**WHAT IS ASKED:** Please quote every line word for word.

• • • • •

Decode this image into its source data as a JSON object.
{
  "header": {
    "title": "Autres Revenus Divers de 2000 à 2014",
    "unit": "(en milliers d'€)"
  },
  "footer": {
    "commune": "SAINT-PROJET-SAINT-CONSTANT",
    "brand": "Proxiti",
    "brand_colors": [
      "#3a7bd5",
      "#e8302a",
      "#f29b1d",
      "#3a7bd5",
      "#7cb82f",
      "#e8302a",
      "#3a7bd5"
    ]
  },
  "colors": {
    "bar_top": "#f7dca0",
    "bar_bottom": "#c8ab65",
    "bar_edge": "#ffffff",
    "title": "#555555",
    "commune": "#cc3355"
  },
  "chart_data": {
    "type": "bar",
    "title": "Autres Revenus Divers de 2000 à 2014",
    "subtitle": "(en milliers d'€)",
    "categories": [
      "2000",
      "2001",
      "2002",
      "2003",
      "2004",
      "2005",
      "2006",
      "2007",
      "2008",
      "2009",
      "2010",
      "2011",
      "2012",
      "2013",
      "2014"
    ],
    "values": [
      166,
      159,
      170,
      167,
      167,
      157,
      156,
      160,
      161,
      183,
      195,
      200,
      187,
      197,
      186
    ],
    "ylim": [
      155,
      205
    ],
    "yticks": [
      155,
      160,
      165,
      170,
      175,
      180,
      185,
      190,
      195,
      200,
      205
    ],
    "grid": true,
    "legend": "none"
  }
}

• • • • •

**RESULT OF THIS TASK:**
Decode this image into its source data as a JSON object.
{
  "header": {
    "title": "Autres Revenus Divers de 2000 à 2014",
    "unit": "(en milliers d'€)"
  },
  "footer": {
    "commune": "SAINT-PROJET-SAINT-CONSTANT",
    "brand": "Proxiti",
    "brand_colors": [
      "#3a7bd5",
      "#e8302a",
      "#f29b1d",
      "#3a7bd5",
      "#7cb82f",
      "#e8302a",
      "#3a7bd5"
    ]
  },
  "colors": {
    "bar_top": "#f7dca0",
    "bar_bottom": "#c8ab65",
    "bar_edge": "#ffffff",
    "title": "#555555",
    "commune": "#cc3355"
  },
  "chart_data": {
    "type": "bar",
    "title": "Autres Revenus Divers de 2000 à 2014",
    "subtitle": "(en milliers d'€)",
    "categories": [
      "2000",
      "2001",
      "2002",
      "2003",
      "2004",
      "2005",
      "2006",
      "2007",
      "2008",
      "2009",
      "2010",
      "2011",
      "2012",
      "2013",
      "2014"
    ],
    "values": [
      166,
      159,
      170,
      167,
      167,
      157,
      156,
      160,
      161,
      183,
      195,
      200,
      187,
      197,
      186
    ],
    "ylim": [
      155,
      205
    ],
    "yticks": [
      155,
      160,
      165,
      170,
      175,
      180,
      185,
      190,
      195,
      200,
      205
    ],
    "grid": true,
    "legend": "none"
  }
}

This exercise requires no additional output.